Return the full listing exactly as it is written.

──────── EXCERPTED RECORDS

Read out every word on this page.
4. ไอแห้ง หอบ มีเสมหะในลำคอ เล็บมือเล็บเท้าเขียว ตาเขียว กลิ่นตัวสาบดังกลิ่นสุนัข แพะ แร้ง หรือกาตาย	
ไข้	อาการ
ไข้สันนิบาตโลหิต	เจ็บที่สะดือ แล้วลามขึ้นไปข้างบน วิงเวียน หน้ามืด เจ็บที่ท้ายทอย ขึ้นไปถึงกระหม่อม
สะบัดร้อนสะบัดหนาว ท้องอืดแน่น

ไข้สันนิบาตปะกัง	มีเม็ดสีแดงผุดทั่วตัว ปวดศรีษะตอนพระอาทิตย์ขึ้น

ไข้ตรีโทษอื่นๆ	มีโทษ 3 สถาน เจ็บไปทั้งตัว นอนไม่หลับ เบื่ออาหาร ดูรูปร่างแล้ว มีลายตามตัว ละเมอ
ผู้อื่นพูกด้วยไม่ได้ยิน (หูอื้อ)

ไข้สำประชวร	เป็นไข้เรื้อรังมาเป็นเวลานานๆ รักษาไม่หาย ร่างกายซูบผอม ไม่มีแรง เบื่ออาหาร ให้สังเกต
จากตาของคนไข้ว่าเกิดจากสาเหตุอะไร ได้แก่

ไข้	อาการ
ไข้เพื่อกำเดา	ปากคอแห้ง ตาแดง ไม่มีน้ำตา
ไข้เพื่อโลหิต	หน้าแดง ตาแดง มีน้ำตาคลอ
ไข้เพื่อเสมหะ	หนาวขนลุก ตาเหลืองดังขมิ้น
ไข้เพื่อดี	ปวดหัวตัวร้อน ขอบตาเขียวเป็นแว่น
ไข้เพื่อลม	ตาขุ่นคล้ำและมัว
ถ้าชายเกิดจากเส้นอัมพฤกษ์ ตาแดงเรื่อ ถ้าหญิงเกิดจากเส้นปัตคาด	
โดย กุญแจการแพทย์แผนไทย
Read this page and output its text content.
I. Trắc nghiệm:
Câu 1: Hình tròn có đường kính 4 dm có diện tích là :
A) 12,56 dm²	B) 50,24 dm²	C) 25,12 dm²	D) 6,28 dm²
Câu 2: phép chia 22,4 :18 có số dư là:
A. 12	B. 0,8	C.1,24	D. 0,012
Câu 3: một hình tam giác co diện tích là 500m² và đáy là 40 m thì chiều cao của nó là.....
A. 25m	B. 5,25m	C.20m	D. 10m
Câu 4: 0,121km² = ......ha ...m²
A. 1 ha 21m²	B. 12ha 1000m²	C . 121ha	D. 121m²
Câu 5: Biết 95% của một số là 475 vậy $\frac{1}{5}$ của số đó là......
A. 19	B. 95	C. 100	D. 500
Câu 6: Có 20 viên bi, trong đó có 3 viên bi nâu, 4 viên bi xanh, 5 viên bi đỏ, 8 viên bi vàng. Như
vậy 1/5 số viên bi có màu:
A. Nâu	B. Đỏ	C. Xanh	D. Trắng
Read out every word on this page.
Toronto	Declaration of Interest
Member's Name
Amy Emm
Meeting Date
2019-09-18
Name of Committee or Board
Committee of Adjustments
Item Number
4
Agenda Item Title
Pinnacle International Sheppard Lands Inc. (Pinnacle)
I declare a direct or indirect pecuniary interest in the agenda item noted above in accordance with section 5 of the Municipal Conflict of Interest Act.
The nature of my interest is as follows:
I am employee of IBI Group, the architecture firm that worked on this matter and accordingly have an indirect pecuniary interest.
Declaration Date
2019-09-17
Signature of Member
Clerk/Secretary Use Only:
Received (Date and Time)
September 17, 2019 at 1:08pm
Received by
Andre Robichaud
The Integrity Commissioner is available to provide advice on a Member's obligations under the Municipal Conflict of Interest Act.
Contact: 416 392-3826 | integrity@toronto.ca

────────────────

_EXERCISE OUTPUT:_
Read out every word on this page.
4. ไอแห้ง หอบ มีเสมหะในลำคอ เล็บมือเล็บเท้าเขียว ตาเขียว กลิ่นตัวสาบดังกลิ่นสุนัข แพะ แร้ง หรือกาตาย	
ไข้	อาการ
ไข้สันนิบาตโลหิต	เจ็บที่สะดือ แล้วลามขึ้นไปข้างบน วิงเวียน หน้ามืด เจ็บที่ท้ายทอย ขึ้นไปถึงกระหม่อม
สะบัดร้อนสะบัดหนาว ท้องอืดแน่น

ไข้สันนิบาตปะกัง	มีเม็ดสีแดงผุดทั่วตัว ปวดศรีษะตอนพระอาทิตย์ขึ้น

ไข้ตรีโทษอื่นๆ	มีโทษ 3 สถาน เจ็บไปทั้งตัว นอนไม่หลับ เบื่ออาหาร ดูรูปร่างแล้ว มีลายตามตัว ละเมอ
ผู้อื่นพูกด้วยไม่ได้ยิน (หูอื้อ)

ไข้สำประชวร	เป็นไข้เรื้อรังมาเป็นเวลานานๆ รักษาไม่หาย ร่างกายซูบผอม ไม่มีแรง เบื่ออาหาร ให้สังเกต
จากตาของคนไข้ว่าเกิดจากสาเหตุอะไร ได้แก่

ไข้	อาการ
ไข้เพื่อกำเดา	ปากคอแห้ง ตาแดง ไม่มีน้ำตา
ไข้เพื่อโลหิต	หน้าแดง ตาแดง มีน้ำตาคลอ
ไข้เพื่อเสมหะ	หนาวขนลุก ตาเหลืองดังขมิ้น
ไข้เพื่อดี	ปวดหัวตัวร้อน ขอบตาเขียวเป็นแว่น
ไข้เพื่อลม	ตาขุ่นคล้ำและมัว
ถ้าชายเกิดจากเส้นอัมพฤกษ์ ตาแดงเรื่อ ถ้าหญิงเกิดจากเส้นปัตคาด	
โดย กุญแจการแพทย์แผนไทย
Read this page and output its text content.
I. Trắc nghiệm:
Câu 1: Hình tròn có đường kính 4 dm có diện tích là :
A) 12,56 dm²	B) 50,24 dm²	C) 25,12 dm²	D) 6,28 dm²
Câu 2: phép chia 22,4 :18 có số dư là:
A. 12	B. 0,8	C.1,24	D. 0,012
Câu 3: một hình tam giác co diện tích là 500m² và đáy là 40 m thì chiều cao của nó là.....
A. 25m	B. 5,25m	C.20m	D. 10m
Câu 4: 0,121km² = ......ha ...m²
A. 1 ha 21m²	B. 12ha 1000m²	C . 121ha	D. 121m²
Câu 5: Biết 95% của một số là 475 vậy $\frac{1}{5}$ của số đó là......
A. 19	B. 95	C. 100	D. 500
Câu 6: Có 20 viên bi, trong đó có 3 viên bi nâu, 4 viên bi xanh, 5 viên bi đỏ, 8 viên bi vàng. Như
vậy 1/5 số viên bi có màu:
A. Nâu	B. Đỏ	C. Xanh	D. Trắng
Read out every word on this page.
Toronto	Declaration of Interest
Member's Name
Amy Emm
Meeting Date
2019-09-18
Name of Committee or Board
Committee of Adjustments
Item Number
4
Agenda Item Title
Pinnacle International Sheppard Lands Inc. (Pinnacle)
I declare a direct or indirect pecuniary interest in the agenda item noted above in accordance with section 5 of the Municipal Conflict of Interest Act.
The nature of my interest is as follows:
I am employee of IBI Group, the architecture firm that worked on this matter and accordingly have an indirect pecuniary interest.
Declaration Date
2019-09-17
Signature of Member
Clerk/Secretary Use Only:
Received (Date and Time)
September 17, 2019 at 1:08pm
Received by
Andre Robichaud
The Integrity Commissioner is available to provide advice on a Member's obligations under the Municipal Conflict of Interest Act.
Contact: 416 392-3826 | integrity@toronto.ca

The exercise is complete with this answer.